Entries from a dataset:
========

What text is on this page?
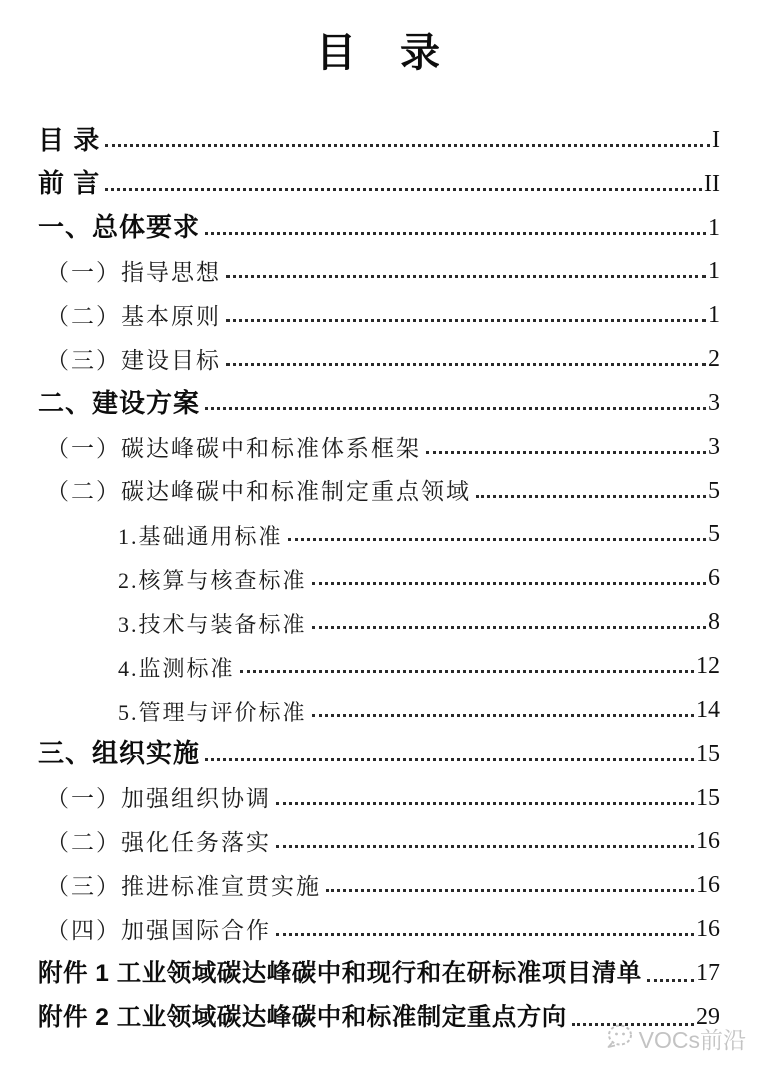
目　录
目 录	I
前 言	II
一、总体要求	1
（一）指导思想	1
（二）基本原则	1
（三）建设目标	2
二、建设方案	3
（一）碳达峰碳中和标准体系框架	3
（二）碳达峰碳中和标准制定重点领域	5
1.基础通用标准	5
2.核算与核查标准	6
3.技术与装备标准	8
4.监测标准	12
5.管理与评价标准	14
三、组织实施	15
（一）加强组织协调	15
（二）强化任务落实	16
（三）推进标准宣贯实施	16
（四）加强国际合作	16
附件 1 工业领域碳达峰碳中和现行和在研标准项目清单 17
附件 2 工业领域碳达峰碳中和标准制定重点方向	29
VOCs前沿
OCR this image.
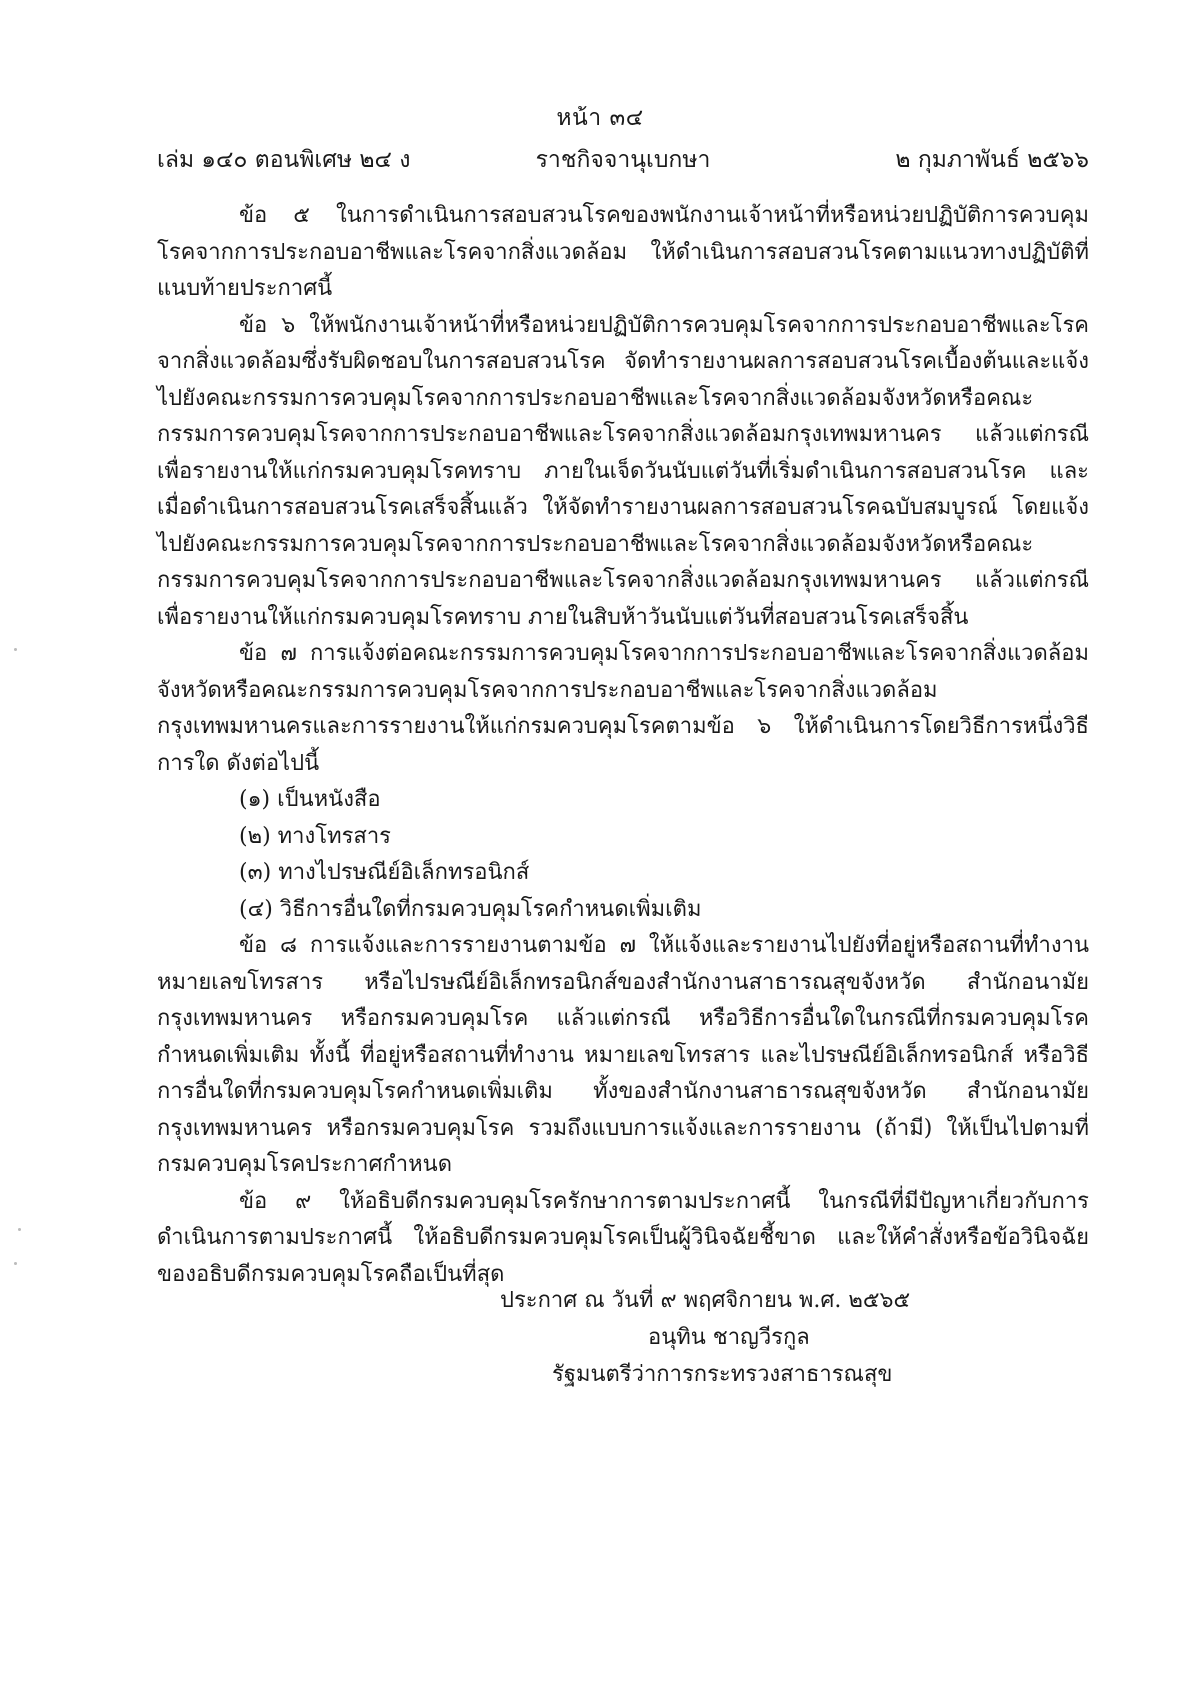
หน้า ๓๔
เล่ม ๑๔๐ ตอนพิเศษ ๒๔ ง	ราชกิจจานุเบกษา	๒ กุมภาพันธ์ ๒๕๖๖

ข้อ ๕ ในการดำเนินการสอบสวนโรคของพนักงานเจ้าหน้าที่หรือหน่วยปฏิบัติการควบคุมโรคจากการประกอบอาชีพและโรคจากสิ่งแวดล้อม ให้ดำเนินการสอบสวนโรคตามแนวทางปฏิบัติที่แนบท้ายประกาศนี้

ข้อ ๖ ให้พนักงานเจ้าหน้าที่หรือหน่วยปฏิบัติการควบคุมโรคจากการประกอบอาชีพและโรคจากสิ่งแวดล้อมซึ่งรับผิดชอบในการสอบสวนโรค จัดทำรายงานผลการสอบสวนโรคเบื้องต้นและแจ้งไปยังคณะกรรมการควบคุมโรคจากการประกอบอาชีพและโรคจากสิ่งแวดล้อมจังหวัดหรือคณะกรรมการควบคุมโรคจากการประกอบอาชีพและโรคจากสิ่งแวดล้อมกรุงเทพมหานคร แล้วแต่กรณี เพื่อรายงานให้แก่กรมควบคุมโรคทราบ ภายในเจ็ดวันนับแต่วันที่เริ่มดำเนินการสอบสวนโรค และเมื่อดำเนินการสอบสวนโรคเสร็จสิ้นแล้ว ให้จัดทำรายงานผลการสอบสวนโรคฉบับสมบูรณ์ โดยแจ้งไปยังคณะกรรมการควบคุมโรคจากการประกอบอาชีพและโรคจากสิ่งแวดล้อมจังหวัดหรือคณะกรรมการควบคุมโรคจากการประกอบอาชีพและโรคจากสิ่งแวดล้อมกรุงเทพมหานคร แล้วแต่กรณี เพื่อรายงานให้แก่กรมควบคุมโรคทราบ ภายในสิบห้าวันนับแต่วันที่สอบสวนโรคเสร็จสิ้น

ข้อ ๗ การแจ้งต่อคณะกรรมการควบคุมโรคจากการประกอบอาชีพและโรคจากสิ่งแวดล้อมจังหวัดหรือคณะกรรมการควบคุมโรคจากการประกอบอาชีพและโรคจากสิ่งแวดล้อมกรุงเทพมหานครและการรายงานให้แก่กรมควบคุมโรคตามข้อ ๖ ให้ดำเนินการโดยวิธีการหนึ่งวิธีการใด ดังต่อไปนี้

(๑) เป็นหนังสือ

(๒) ทางโทรสาร

(๓) ทางไปรษณีย์อิเล็กทรอนิกส์

(๔) วิธีการอื่นใดที่กรมควบคุมโรคกำหนดเพิ่มเติม

ข้อ ๘ การแจ้งและการรายงานตามข้อ ๗ ให้แจ้งและรายงานไปยังที่อยู่หรือสถานที่ทำงาน หมายเลขโทรสาร หรือไปรษณีย์อิเล็กทรอนิกส์ของสำนักงานสาธารณสุขจังหวัด สำนักอนามัยกรุงเทพมหานคร หรือกรมควบคุมโรค แล้วแต่กรณี หรือวิธีการอื่นใดในกรณีที่กรมควบคุมโรคกำหนดเพิ่มเติม ทั้งนี้ ที่อยู่หรือสถานที่ทำงาน หมายเลขโทรสาร และไปรษณีย์อิเล็กทรอนิกส์ หรือวิธีการอื่นใดที่กรมควบคุมโรคกำหนดเพิ่มเติม ทั้งของสำนักงานสาธารณสุขจังหวัด สำนักอนามัย กรุงเทพมหานคร หรือกรมควบคุมโรค รวมถึงแบบการแจ้งและการรายงาน (ถ้ามี) ให้เป็นไปตามที่กรมควบคุมโรคประกาศกำหนด

ข้อ ๙ ให้อธิบดีกรมควบคุมโรครักษาการตามประกาศนี้ ในกรณีที่มีปัญหาเกี่ยวกับการดำเนินการตามประกาศนี้ ให้อธิบดีกรมควบคุมโรคเป็นผู้วินิจฉัยชี้ขาด และให้คำสั่งหรือข้อวินิจฉัยของอธิบดีกรมควบคุมโรคถือเป็นที่สุด

ประกาศ ณ วันที่ ๙ พฤศจิกายน พ.ศ. ๒๕๖๕
อนุทิน ชาญวีรกูล
รัฐมนตรีว่าการกระทรวงสาธารณสุข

========

Your objective – Make an exact reproduction of the listing above, without any pictures.

Result –
What text is on this page?
目　录
目 录	I
前 言	II
一、总体要求	1
（一）指导思想	1
（二）基本原则	1
（三）建设目标	2
二、建设方案	3
（一）碳达峰碳中和标准体系框架	3
（二）碳达峰碳中和标准制定重点领域	5
1.基础通用标准	5
2.核算与核查标准	6
3.技术与装备标准	8
4.监测标准	12
5.管理与评价标准	14
三、组织实施	15
（一）加强组织协调	15
（二）强化任务落实	16
（三）推进标准宣贯实施	16
（四）加强国际合作	16
附件 1 工业领域碳达峰碳中和现行和在研标准项目清单 17
附件 2 工业领域碳达峰碳中和标准制定重点方向	29
VOCs前沿
OCR this image.
หน้า ๓๔
เล่ม ๑๔๐ ตอนพิเศษ ๒๔ ง	ราชกิจจานุเบกษา	๒ กุมภาพันธ์ ๒๕๖๖

ข้อ ๕ ในการดำเนินการสอบสวนโรคของพนักงานเจ้าหน้าที่หรือหน่วยปฏิบัติการควบคุมโรคจากการประกอบอาชีพและโรคจากสิ่งแวดล้อม ให้ดำเนินการสอบสวนโรคตามแนวทางปฏิบัติที่แนบท้ายประกาศนี้

ข้อ ๖ ให้พนักงานเจ้าหน้าที่หรือหน่วยปฏิบัติการควบคุมโรคจากการประกอบอาชีพและโรคจากสิ่งแวดล้อมซึ่งรับผิดชอบในการสอบสวนโรค จัดทำรายงานผลการสอบสวนโรคเบื้องต้นและแจ้งไปยังคณะกรรมการควบคุมโรคจากการประกอบอาชีพและโรคจากสิ่งแวดล้อมจังหวัดหรือคณะกรรมการควบคุมโรคจากการประกอบอาชีพและโรคจากสิ่งแวดล้อมกรุงเทพมหานคร แล้วแต่กรณี เพื่อรายงานให้แก่กรมควบคุมโรคทราบ ภายในเจ็ดวันนับแต่วันที่เริ่มดำเนินการสอบสวนโรค และเมื่อดำเนินการสอบสวนโรคเสร็จสิ้นแล้ว ให้จัดทำรายงานผลการสอบสวนโรคฉบับสมบูรณ์ โดยแจ้งไปยังคณะกรรมการควบคุมโรคจากการประกอบอาชีพและโรคจากสิ่งแวดล้อมจังหวัดหรือคณะกรรมการควบคุมโรคจากการประกอบอาชีพและโรคจากสิ่งแวดล้อมกรุงเทพมหานคร แล้วแต่กรณี เพื่อรายงานให้แก่กรมควบคุมโรคทราบ ภายในสิบห้าวันนับแต่วันที่สอบสวนโรคเสร็จสิ้น

ข้อ ๗ การแจ้งต่อคณะกรรมการควบคุมโรคจากการประกอบอาชีพและโรคจากสิ่งแวดล้อมจังหวัดหรือคณะกรรมการควบคุมโรคจากการประกอบอาชีพและโรคจากสิ่งแวดล้อมกรุงเทพมหานครและการรายงานให้แก่กรมควบคุมโรคตามข้อ ๖ ให้ดำเนินการโดยวิธีการหนึ่งวิธีการใด ดังต่อไปนี้

(๑) เป็นหนังสือ

(๒) ทางโทรสาร

(๓) ทางไปรษณีย์อิเล็กทรอนิกส์

(๔) วิธีการอื่นใดที่กรมควบคุมโรคกำหนดเพิ่มเติม

ข้อ ๘ การแจ้งและการรายงานตามข้อ ๗ ให้แจ้งและรายงานไปยังที่อยู่หรือสถานที่ทำงาน หมายเลขโทรสาร หรือไปรษณีย์อิเล็กทรอนิกส์ของสำนักงานสาธารณสุขจังหวัด สำนักอนามัยกรุงเทพมหานคร หรือกรมควบคุมโรค แล้วแต่กรณี หรือวิธีการอื่นใดในกรณีที่กรมควบคุมโรคกำหนดเพิ่มเติม ทั้งนี้ ที่อยู่หรือสถานที่ทำงาน หมายเลขโทรสาร และไปรษณีย์อิเล็กทรอนิกส์ หรือวิธีการอื่นใดที่กรมควบคุมโรคกำหนดเพิ่มเติม ทั้งของสำนักงานสาธารณสุขจังหวัด สำนักอนามัย กรุงเทพมหานคร หรือกรมควบคุมโรค รวมถึงแบบการแจ้งและการรายงาน (ถ้ามี) ให้เป็นไปตามที่กรมควบคุมโรคประกาศกำหนด

ข้อ ๙ ให้อธิบดีกรมควบคุมโรครักษาการตามประกาศนี้ ในกรณีที่มีปัญหาเกี่ยวกับการดำเนินการตามประกาศนี้ ให้อธิบดีกรมควบคุมโรคเป็นผู้วินิจฉัยชี้ขาด และให้คำสั่งหรือข้อวินิจฉัยของอธิบดีกรมควบคุมโรคถือเป็นที่สุด

ประกาศ ณ วันที่ ๙ พฤศจิกายน พ.ศ. ๒๕๖๕
อนุทิน ชาญวีรกูล
รัฐมนตรีว่าการกระทรวงสาธารณสุข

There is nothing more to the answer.